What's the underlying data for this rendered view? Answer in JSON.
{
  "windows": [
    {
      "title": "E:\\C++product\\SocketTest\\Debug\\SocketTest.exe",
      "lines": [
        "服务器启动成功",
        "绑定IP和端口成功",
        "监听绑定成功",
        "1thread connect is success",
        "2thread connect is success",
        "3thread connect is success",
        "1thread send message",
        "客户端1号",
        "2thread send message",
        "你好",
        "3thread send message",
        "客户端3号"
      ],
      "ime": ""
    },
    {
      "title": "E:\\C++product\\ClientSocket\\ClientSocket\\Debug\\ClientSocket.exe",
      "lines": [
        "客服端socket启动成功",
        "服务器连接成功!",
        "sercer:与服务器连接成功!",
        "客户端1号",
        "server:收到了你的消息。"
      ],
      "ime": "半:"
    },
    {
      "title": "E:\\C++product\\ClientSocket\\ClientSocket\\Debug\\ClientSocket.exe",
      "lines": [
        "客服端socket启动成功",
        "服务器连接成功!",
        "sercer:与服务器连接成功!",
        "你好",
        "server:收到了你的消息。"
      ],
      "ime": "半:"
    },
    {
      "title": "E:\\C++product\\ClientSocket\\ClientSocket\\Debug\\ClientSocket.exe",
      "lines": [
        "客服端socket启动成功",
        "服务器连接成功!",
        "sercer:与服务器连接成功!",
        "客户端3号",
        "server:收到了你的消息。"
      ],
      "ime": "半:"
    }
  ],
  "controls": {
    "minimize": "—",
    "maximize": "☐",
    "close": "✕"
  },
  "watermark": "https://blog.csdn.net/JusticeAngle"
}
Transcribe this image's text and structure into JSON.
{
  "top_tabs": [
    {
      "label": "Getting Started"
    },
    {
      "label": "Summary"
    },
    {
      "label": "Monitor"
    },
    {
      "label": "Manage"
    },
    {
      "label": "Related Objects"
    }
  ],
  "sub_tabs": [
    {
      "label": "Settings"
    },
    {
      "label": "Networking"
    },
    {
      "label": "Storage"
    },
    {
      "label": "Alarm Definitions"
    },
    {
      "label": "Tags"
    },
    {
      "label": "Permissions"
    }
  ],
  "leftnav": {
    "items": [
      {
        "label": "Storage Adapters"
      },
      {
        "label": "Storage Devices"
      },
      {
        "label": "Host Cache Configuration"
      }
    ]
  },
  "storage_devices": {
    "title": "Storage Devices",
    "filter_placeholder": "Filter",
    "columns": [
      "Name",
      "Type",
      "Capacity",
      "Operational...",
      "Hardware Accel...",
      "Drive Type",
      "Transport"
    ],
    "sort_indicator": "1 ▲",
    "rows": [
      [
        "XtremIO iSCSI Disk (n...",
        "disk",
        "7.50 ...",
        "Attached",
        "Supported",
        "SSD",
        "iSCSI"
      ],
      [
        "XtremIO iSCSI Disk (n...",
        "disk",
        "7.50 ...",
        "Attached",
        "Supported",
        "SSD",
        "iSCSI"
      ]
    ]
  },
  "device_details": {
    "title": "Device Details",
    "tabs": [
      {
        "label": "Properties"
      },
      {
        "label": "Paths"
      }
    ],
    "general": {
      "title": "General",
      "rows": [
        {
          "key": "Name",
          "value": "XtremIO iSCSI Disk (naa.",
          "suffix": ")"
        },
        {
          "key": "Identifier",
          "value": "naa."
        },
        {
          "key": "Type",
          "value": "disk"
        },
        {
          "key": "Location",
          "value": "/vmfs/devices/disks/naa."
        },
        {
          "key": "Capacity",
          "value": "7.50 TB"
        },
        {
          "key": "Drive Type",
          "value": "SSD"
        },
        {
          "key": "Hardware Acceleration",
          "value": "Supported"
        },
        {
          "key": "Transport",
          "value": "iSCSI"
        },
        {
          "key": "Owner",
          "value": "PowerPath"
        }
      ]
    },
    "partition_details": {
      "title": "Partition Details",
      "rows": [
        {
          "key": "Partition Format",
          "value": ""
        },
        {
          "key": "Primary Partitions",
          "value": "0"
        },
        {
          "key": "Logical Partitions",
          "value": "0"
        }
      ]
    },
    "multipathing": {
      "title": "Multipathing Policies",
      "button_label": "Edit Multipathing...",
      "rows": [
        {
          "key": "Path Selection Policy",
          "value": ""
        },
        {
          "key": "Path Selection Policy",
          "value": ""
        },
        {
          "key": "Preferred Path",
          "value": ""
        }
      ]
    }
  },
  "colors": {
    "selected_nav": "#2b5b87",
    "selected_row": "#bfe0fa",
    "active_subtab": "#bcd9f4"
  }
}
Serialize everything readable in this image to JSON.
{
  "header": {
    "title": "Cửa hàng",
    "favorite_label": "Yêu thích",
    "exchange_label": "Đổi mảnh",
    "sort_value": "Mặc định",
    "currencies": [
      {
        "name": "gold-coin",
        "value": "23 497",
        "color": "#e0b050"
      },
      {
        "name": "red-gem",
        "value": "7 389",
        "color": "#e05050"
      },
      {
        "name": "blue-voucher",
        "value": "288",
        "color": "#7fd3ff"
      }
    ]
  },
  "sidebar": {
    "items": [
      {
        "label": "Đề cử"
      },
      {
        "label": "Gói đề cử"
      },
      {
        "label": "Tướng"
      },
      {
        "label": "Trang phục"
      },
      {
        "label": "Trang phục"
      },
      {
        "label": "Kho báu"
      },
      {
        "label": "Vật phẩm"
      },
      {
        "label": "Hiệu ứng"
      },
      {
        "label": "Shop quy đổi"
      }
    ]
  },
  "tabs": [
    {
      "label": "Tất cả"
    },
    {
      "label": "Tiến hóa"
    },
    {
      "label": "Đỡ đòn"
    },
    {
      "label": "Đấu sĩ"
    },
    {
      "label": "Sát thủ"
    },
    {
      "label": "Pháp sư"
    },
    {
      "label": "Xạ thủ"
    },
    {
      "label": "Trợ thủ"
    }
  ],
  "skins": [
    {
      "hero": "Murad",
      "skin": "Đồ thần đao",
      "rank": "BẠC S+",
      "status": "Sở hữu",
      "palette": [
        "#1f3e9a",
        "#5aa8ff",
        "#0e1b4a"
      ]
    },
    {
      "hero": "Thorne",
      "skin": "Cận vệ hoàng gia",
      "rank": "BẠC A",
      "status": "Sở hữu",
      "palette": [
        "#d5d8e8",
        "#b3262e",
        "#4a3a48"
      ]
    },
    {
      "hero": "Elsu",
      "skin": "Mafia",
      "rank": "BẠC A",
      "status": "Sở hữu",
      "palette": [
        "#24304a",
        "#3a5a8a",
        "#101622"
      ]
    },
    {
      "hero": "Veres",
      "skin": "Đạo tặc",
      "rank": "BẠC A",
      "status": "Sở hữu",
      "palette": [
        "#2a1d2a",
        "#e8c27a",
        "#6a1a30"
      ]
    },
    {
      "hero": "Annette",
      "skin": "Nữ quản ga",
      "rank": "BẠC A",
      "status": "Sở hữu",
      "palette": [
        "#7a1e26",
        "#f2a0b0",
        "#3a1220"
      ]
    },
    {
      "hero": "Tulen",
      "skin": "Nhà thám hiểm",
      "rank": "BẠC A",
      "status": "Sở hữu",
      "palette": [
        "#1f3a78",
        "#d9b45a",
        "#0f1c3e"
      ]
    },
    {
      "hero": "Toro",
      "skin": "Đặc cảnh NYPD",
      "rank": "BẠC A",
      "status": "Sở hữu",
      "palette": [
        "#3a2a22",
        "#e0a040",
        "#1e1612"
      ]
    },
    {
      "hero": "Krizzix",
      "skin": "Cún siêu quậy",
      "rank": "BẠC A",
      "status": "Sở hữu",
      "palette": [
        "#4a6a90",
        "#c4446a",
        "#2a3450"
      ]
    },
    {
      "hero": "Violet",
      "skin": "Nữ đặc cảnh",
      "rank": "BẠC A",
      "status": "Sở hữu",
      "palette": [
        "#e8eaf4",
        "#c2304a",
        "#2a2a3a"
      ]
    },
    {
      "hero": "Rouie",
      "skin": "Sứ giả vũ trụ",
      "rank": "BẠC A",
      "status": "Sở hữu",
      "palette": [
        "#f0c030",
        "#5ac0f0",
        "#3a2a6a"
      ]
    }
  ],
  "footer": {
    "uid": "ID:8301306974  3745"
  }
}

■ ■ ■ ■ ■

-- YOUR TASK --
Using the listing above, pull out all lines that hold the word "this".

-- SOLVED EXERCISE --
What's the underlying data for this rendered view? Answer in JSON.
Transcribe this image's text and structure into JSON.
Serialize everything readable in this image to JSON.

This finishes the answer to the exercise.